### THE PROBLEM
Identify each line below containing the string "label" and copy it.
** Start of SUPPLIED RECORDS **
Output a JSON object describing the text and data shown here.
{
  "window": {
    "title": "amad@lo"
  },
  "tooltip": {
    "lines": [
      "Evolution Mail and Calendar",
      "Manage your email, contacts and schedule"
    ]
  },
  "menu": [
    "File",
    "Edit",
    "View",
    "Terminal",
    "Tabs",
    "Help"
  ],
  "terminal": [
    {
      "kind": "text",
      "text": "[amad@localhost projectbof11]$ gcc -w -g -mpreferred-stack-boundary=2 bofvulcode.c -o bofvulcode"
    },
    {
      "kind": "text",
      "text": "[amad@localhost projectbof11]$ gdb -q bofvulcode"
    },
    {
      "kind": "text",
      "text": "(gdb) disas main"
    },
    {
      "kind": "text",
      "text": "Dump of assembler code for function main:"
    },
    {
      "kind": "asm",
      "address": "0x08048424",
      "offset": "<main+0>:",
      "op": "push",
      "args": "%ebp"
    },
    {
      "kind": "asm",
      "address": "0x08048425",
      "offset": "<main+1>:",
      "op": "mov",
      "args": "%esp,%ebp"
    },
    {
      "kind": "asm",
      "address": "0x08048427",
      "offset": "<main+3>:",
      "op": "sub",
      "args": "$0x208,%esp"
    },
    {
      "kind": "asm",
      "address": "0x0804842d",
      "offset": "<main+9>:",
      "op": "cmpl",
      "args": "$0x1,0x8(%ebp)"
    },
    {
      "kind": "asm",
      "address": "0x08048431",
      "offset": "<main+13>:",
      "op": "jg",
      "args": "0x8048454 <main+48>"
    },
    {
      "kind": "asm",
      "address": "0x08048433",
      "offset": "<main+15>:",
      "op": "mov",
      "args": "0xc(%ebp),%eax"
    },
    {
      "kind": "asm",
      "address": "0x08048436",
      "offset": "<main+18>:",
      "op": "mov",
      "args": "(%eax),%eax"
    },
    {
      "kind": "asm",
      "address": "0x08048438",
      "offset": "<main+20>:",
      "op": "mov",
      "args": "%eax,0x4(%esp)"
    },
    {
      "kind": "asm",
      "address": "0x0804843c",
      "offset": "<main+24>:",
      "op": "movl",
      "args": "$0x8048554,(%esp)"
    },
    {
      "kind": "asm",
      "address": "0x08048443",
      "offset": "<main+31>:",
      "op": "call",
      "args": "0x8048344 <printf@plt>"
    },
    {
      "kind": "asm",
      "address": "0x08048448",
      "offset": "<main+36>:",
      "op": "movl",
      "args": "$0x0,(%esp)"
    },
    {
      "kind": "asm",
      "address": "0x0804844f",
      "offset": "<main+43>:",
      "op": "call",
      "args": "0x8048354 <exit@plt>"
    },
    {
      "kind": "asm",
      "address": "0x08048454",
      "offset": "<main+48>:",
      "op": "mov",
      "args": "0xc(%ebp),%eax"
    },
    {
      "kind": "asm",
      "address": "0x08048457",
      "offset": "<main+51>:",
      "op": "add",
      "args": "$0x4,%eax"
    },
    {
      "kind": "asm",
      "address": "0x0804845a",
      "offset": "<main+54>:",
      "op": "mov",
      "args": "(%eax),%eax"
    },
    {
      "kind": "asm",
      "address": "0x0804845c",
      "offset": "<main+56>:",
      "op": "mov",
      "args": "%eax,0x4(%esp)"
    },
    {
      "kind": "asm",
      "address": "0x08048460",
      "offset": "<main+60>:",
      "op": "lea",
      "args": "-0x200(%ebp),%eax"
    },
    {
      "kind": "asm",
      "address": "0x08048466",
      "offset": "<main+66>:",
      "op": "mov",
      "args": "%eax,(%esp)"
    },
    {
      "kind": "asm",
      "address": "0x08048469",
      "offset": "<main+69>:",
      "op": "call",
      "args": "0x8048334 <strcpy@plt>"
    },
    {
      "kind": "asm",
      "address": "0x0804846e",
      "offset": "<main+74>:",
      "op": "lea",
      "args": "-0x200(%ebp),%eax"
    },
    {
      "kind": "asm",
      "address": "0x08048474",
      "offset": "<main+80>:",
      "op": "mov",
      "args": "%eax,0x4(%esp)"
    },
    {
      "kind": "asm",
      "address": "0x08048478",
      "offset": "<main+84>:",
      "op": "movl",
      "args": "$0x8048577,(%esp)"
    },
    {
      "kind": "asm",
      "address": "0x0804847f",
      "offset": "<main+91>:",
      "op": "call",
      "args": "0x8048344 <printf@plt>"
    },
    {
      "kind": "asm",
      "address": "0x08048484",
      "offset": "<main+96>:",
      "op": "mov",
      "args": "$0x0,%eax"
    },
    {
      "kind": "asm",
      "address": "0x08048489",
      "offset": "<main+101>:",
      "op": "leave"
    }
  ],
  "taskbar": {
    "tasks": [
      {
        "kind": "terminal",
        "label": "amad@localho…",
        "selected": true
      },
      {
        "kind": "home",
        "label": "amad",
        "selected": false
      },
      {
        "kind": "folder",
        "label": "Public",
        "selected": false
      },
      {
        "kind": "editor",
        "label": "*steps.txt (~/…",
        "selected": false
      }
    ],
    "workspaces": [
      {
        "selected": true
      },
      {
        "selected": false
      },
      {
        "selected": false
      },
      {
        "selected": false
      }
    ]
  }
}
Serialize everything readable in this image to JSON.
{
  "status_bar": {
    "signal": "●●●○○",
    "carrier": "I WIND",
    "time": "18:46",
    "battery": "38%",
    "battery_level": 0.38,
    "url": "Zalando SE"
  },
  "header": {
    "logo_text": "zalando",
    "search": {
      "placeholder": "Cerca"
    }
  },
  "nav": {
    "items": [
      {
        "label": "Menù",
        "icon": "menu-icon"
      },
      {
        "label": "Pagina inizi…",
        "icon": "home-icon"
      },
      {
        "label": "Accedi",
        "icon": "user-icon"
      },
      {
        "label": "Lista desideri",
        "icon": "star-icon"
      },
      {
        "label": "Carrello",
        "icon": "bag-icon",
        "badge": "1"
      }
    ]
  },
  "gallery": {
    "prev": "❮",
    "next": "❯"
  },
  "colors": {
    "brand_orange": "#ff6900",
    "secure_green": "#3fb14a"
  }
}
** End of SUPPLIED RECORDS **
### RESULT FOR THIS TASK
        "label": "amad@localho…",
        "label": "amad",
        "label": "Public",
        "label": "*steps.txt (~/…",
        "label": "Menù",
        "label": "Pagina inizi…",
        "label": "Accedi",
        "label": "Lista desideri",
        "label": "Carrello",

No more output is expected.